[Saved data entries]
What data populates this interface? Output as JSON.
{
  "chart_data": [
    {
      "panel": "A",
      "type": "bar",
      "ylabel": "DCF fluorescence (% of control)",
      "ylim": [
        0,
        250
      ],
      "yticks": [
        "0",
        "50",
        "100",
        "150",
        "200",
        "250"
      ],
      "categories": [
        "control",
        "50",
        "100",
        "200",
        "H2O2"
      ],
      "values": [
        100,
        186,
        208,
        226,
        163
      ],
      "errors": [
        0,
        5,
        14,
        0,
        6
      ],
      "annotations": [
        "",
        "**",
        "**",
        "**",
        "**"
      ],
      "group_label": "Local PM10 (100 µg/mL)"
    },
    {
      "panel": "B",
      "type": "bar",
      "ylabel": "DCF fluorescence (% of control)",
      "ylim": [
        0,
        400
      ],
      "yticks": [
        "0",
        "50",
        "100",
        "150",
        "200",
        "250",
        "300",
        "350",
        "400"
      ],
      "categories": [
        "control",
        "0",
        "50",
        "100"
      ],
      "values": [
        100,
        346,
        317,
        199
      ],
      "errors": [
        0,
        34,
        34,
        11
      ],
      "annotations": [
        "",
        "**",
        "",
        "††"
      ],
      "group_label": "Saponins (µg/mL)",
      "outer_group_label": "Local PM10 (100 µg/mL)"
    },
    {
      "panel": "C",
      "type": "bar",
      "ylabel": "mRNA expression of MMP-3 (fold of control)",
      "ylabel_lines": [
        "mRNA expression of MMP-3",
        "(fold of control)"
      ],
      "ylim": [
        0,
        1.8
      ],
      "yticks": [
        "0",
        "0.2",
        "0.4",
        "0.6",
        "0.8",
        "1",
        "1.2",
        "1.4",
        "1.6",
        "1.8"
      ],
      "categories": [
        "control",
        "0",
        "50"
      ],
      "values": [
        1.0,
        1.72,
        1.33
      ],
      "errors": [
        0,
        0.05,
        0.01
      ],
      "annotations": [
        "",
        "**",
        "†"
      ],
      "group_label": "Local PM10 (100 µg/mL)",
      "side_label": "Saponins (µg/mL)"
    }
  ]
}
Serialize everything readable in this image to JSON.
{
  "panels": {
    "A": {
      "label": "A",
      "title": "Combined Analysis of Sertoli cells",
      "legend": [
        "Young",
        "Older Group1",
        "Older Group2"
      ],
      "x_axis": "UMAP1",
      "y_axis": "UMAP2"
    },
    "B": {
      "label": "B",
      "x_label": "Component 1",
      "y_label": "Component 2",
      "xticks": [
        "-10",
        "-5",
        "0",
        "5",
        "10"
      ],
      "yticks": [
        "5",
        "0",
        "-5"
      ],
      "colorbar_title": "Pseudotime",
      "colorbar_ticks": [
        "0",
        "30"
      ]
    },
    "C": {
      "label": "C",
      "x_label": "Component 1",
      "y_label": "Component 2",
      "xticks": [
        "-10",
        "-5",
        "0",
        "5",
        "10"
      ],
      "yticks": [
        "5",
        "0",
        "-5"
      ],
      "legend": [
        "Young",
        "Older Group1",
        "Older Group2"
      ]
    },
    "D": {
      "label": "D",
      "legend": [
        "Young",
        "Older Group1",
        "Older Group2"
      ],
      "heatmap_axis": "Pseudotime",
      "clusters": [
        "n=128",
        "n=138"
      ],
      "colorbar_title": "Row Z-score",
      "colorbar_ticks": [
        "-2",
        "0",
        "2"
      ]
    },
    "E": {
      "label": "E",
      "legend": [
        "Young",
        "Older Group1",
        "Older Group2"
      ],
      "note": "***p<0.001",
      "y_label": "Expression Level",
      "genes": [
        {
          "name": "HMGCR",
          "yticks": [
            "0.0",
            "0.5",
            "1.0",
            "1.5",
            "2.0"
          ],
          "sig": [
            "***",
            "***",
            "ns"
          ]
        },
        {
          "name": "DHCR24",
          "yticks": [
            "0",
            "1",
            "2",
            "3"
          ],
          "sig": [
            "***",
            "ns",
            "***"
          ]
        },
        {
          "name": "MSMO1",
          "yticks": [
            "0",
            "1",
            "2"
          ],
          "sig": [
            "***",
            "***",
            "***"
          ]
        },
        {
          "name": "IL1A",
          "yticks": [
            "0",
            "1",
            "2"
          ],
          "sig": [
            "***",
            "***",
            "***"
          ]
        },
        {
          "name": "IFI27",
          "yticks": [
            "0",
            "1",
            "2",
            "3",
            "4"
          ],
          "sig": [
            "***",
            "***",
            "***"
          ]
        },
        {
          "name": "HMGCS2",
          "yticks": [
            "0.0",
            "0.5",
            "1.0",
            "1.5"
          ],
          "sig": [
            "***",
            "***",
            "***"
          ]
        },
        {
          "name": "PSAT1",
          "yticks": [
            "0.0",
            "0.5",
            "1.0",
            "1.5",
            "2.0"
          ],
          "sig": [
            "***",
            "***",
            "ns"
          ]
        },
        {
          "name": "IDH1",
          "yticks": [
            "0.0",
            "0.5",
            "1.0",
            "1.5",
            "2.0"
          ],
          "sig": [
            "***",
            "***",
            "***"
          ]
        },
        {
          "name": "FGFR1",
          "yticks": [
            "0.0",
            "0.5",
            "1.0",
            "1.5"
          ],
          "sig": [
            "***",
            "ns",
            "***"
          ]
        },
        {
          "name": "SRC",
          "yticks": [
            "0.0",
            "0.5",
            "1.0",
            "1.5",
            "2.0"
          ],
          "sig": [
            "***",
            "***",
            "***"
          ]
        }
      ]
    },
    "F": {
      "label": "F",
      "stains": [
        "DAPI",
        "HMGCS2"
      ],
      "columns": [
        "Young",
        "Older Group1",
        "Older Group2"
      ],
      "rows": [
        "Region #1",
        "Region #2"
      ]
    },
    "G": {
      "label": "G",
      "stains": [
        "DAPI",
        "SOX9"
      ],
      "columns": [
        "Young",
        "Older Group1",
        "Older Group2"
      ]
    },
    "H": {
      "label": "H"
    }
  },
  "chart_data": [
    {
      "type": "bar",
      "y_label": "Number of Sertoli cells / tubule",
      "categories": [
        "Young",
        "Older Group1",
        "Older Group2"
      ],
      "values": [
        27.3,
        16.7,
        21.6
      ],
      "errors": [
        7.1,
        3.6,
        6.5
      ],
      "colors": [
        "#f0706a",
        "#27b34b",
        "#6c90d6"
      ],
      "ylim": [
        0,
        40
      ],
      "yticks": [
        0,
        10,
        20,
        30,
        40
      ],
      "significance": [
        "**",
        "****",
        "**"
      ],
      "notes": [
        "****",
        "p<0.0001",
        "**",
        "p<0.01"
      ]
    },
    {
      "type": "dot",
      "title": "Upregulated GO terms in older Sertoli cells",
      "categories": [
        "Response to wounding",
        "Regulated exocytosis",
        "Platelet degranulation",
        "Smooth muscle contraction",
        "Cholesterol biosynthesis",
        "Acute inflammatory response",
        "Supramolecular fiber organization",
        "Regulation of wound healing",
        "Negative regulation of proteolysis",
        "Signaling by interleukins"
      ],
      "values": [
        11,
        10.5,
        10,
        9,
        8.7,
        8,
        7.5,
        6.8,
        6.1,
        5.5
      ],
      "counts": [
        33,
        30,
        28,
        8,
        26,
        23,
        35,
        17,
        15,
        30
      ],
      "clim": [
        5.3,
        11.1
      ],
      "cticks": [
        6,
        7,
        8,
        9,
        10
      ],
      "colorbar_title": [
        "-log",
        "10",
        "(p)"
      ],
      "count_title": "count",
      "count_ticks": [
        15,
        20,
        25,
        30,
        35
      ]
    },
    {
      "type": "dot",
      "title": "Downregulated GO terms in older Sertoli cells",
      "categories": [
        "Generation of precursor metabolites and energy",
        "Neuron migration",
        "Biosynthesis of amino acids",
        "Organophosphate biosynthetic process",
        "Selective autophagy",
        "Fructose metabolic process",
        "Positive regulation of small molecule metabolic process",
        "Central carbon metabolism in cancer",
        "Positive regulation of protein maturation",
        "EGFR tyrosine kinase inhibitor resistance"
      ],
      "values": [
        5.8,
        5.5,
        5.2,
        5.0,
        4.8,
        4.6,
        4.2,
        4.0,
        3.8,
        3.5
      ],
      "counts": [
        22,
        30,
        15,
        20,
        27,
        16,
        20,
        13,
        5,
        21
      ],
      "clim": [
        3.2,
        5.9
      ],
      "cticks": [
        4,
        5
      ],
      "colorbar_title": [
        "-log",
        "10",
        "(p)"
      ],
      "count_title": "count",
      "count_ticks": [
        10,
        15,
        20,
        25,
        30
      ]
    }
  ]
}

## TASK REQUIREMENTS
Tally the lines of the entries that carry the word "mRNA" and say only that number.

## TASK RESPONSE
2